» SET TASK:
All the entries need to be quoted exactly, apart from the pictures, which you should drop.

BEGIN SOURCE RECORDS

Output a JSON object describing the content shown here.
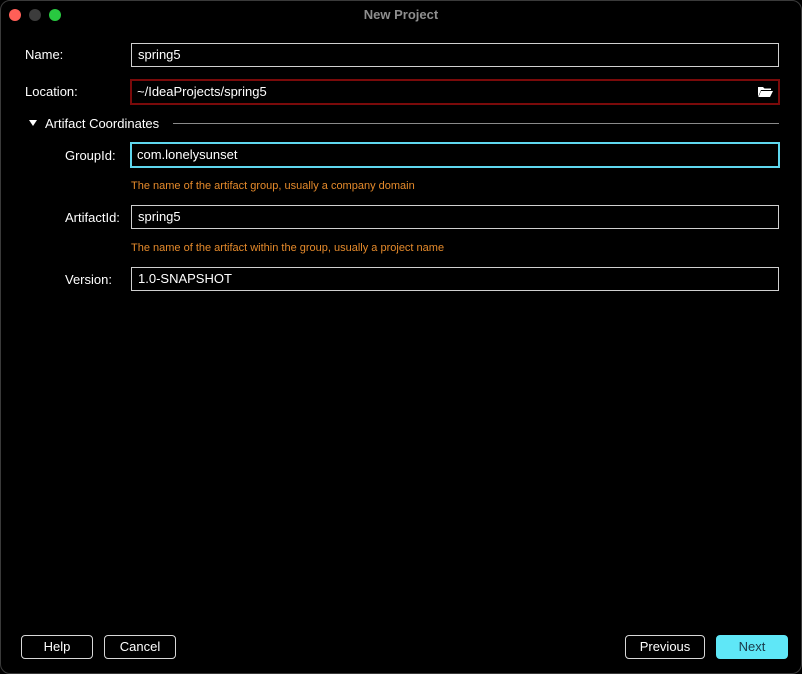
{
  "window": {
    "title": "New Project"
  },
  "form": {
    "name_label": "Name:",
    "name_value": "spring5",
    "location_label": "Location:",
    "location_value": "~/IdeaProjects/spring5",
    "section_title": "Artifact Coordinates",
    "groupid_label": "GroupId:",
    "groupid_value": "com.lonelysunset",
    "groupid_hint": "The name of the artifact group, usually a company domain",
    "artifactid_label": "ArtifactId:",
    "artifactid_value": "spring5",
    "artifactid_hint": "The name of the artifact within the group, usually a project name",
    "version_label": "Version:",
    "version_value": "1.0-SNAPSHOT"
  },
  "buttons": {
    "help": "Help",
    "cancel": "Cancel",
    "previous": "Previous",
    "next": "Next"
  },
  "icons": {
    "browse": "folder-open-icon",
    "section_toggle": "triangle-down-icon"
  },
  "colors": {
    "focus": "#5fd7ef",
    "error": "#7a0a0a",
    "hint": "#e58a2b",
    "primary_button": "#5fe7f7"
  }
}
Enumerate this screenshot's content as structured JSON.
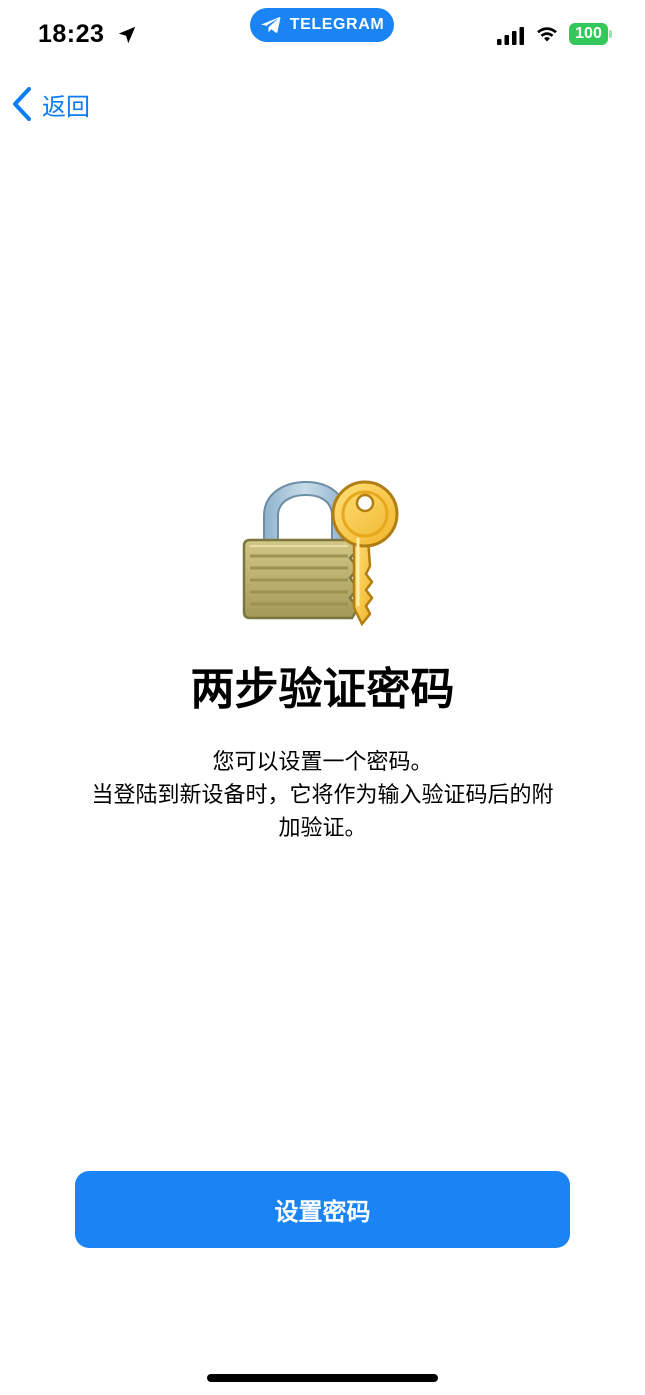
{
  "status_bar": {
    "time": "18:23",
    "app_pill": {
      "label": "TELEGRAM",
      "color": "#1a84f5"
    },
    "battery": "100",
    "battery_color": "#34c759",
    "icons": [
      "location-arrow-icon",
      "telegram-icon",
      "cellular-signal-icon",
      "wifi-icon",
      "battery-icon"
    ]
  },
  "nav": {
    "back_label": "返回",
    "accent_color": "#0a7df7"
  },
  "illustration": {
    "icon": "lock-with-key-icon"
  },
  "content": {
    "title": "两步验证密码",
    "description_lines": [
      "您可以设置一个密码。",
      "当登陆到新设备时，它将作为输入验证码后的附",
      "加验证。"
    ]
  },
  "button": {
    "label": "设置密码",
    "color": "#1a84f5"
  }
}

END SOURCE RECORDS

» SOLUTION:
Output a JSON object describing the content shown here.
{
  "window": {
    "title": "New Project"
  },
  "form": {
    "name_label": "Name:",
    "name_value": "spring5",
    "location_label": "Location:",
    "location_value": "~/IdeaProjects/spring5",
    "section_title": "Artifact Coordinates",
    "groupid_label": "GroupId:",
    "groupid_value": "com.lonelysunset",
    "groupid_hint": "The name of the artifact group, usually a company domain",
    "artifactid_label": "ArtifactId:",
    "artifactid_value": "spring5",
    "artifactid_hint": "The name of the artifact within the group, usually a project name",
    "version_label": "Version:",
    "version_value": "1.0-SNAPSHOT"
  },
  "buttons": {
    "help": "Help",
    "cancel": "Cancel",
    "previous": "Previous",
    "next": "Next"
  },
  "icons": {
    "browse": "folder-open-icon",
    "section_toggle": "triangle-down-icon"
  },
  "colors": {
    "focus": "#5fd7ef",
    "error": "#7a0a0a",
    "hint": "#e58a2b",
    "primary_button": "#5fe7f7"
  }
}
Enumerate this screenshot's content as structured JSON.
{
  "status_bar": {
    "time": "18:23",
    "app_pill": {
      "label": "TELEGRAM",
      "color": "#1a84f5"
    },
    "battery": "100",
    "battery_color": "#34c759",
    "icons": [
      "location-arrow-icon",
      "telegram-icon",
      "cellular-signal-icon",
      "wifi-icon",
      "battery-icon"
    ]
  },
  "nav": {
    "back_label": "返回",
    "accent_color": "#0a7df7"
  },
  "illustration": {
    "icon": "lock-with-key-icon"
  },
  "content": {
    "title": "两步验证密码",
    "description_lines": [
      "您可以设置一个密码。",
      "当登陆到新设备时，它将作为输入验证码后的附",
      "加验证。"
    ]
  },
  "button": {
    "label": "设置密码",
    "color": "#1a84f5"
  }
}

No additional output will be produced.